Data listing

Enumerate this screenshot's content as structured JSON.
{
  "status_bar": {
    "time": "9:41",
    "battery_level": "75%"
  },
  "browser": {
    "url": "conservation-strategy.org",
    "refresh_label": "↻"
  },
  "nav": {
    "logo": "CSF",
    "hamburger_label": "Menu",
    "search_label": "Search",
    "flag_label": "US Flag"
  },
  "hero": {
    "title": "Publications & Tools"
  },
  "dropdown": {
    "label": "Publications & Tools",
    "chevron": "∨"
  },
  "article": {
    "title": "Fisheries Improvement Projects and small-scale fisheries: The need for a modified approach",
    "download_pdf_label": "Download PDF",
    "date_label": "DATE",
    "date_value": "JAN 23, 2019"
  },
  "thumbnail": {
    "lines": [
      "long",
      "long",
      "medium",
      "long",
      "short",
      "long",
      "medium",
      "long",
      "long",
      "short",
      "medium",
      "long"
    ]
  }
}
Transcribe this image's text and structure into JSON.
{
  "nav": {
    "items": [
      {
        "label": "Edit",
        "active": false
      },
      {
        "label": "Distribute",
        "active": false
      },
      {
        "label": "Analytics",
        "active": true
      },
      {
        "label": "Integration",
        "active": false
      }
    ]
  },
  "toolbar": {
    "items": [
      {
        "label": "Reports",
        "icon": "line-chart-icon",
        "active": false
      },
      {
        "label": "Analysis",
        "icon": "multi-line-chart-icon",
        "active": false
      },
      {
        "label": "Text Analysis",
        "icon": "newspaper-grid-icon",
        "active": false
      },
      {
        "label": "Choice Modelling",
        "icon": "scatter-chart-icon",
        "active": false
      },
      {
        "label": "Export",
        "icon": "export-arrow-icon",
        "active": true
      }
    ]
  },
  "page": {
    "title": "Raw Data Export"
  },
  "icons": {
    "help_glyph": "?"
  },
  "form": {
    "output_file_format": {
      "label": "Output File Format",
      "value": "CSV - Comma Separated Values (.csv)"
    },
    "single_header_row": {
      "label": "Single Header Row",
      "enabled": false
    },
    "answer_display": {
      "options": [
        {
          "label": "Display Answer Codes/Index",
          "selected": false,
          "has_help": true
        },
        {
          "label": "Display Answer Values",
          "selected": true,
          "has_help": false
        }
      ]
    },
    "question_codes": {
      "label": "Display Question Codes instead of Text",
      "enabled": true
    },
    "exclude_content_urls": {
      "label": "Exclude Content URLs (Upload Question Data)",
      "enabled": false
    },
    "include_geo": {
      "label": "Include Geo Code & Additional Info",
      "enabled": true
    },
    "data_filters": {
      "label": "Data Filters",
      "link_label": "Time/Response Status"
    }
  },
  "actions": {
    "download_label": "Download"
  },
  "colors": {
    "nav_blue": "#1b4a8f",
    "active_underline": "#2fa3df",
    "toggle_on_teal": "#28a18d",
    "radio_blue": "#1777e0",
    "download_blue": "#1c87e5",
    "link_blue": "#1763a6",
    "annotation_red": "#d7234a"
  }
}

Exercise prompt
Go through the listing above and restate it word for word.

Solution to the problem
Enumerate this screenshot's content as structured JSON.
{
  "status_bar": {
    "time": "9:41",
    "battery_level": "75%"
  },
  "browser": {
    "url": "conservation-strategy.org",
    "refresh_label": "↻"
  },
  "nav": {
    "logo": "CSF",
    "hamburger_label": "Menu",
    "search_label": "Search",
    "flag_label": "US Flag"
  },
  "hero": {
    "title": "Publications & Tools"
  },
  "dropdown": {
    "label": "Publications & Tools",
    "chevron": "∨"
  },
  "article": {
    "title": "Fisheries Improvement Projects and small-scale fisheries: The need for a modified approach",
    "download_pdf_label": "Download PDF",
    "date_label": "DATE",
    "date_value": "JAN 23, 2019"
  },
  "thumbnail": {
    "lines": [
      "long",
      "long",
      "medium",
      "long",
      "short",
      "long",
      "medium",
      "long",
      "long",
      "short",
      "medium",
      "long"
    ]
  }
}
Transcribe this image's text and structure into JSON.
{
  "nav": {
    "items": [
      {
        "label": "Edit",
        "active": false
      },
      {
        "label": "Distribute",
        "active": false
      },
      {
        "label": "Analytics",
        "active": true
      },
      {
        "label": "Integration",
        "active": false
      }
    ]
  },
  "toolbar": {
    "items": [
      {
        "label": "Reports",
        "icon": "line-chart-icon",
        "active": false
      },
      {
        "label": "Analysis",
        "icon": "multi-line-chart-icon",
        "active": false
      },
      {
        "label": "Text Analysis",
        "icon": "newspaper-grid-icon",
        "active": false
      },
      {
        "label": "Choice Modelling",
        "icon": "scatter-chart-icon",
        "active": false
      },
      {
        "label": "Export",
        "icon": "export-arrow-icon",
        "active": true
      }
    ]
  },
  "page": {
    "title": "Raw Data Export"
  },
  "icons": {
    "help_glyph": "?"
  },
  "form": {
    "output_file_format": {
      "label": "Output File Format",
      "value": "CSV - Comma Separated Values (.csv)"
    },
    "single_header_row": {
      "label": "Single Header Row",
      "enabled": false
    },
    "answer_display": {
      "options": [
        {
          "label": "Display Answer Codes/Index",
          "selected": false,
          "has_help": true
        },
        {
          "label": "Display Answer Values",
          "selected": true,
          "has_help": false
        }
      ]
    },
    "question_codes": {
      "label": "Display Question Codes instead of Text",
      "enabled": true
    },
    "exclude_content_urls": {
      "label": "Exclude Content URLs (Upload Question Data)",
      "enabled": false
    },
    "include_geo": {
      "label": "Include Geo Code & Additional Info",
      "enabled": true
    },
    "data_filters": {
      "label": "Data Filters",
      "link_label": "Time/Response Status"
    }
  },
  "actions": {
    "download_label": "Download"
  },
  "colors": {
    "nav_blue": "#1b4a8f",
    "active_underline": "#2fa3df",
    "toggle_on_teal": "#28a18d",
    "radio_blue": "#1777e0",
    "download_blue": "#1c87e5",
    "link_blue": "#1763a6",
    "annotation_red": "#d7234a"
  }
}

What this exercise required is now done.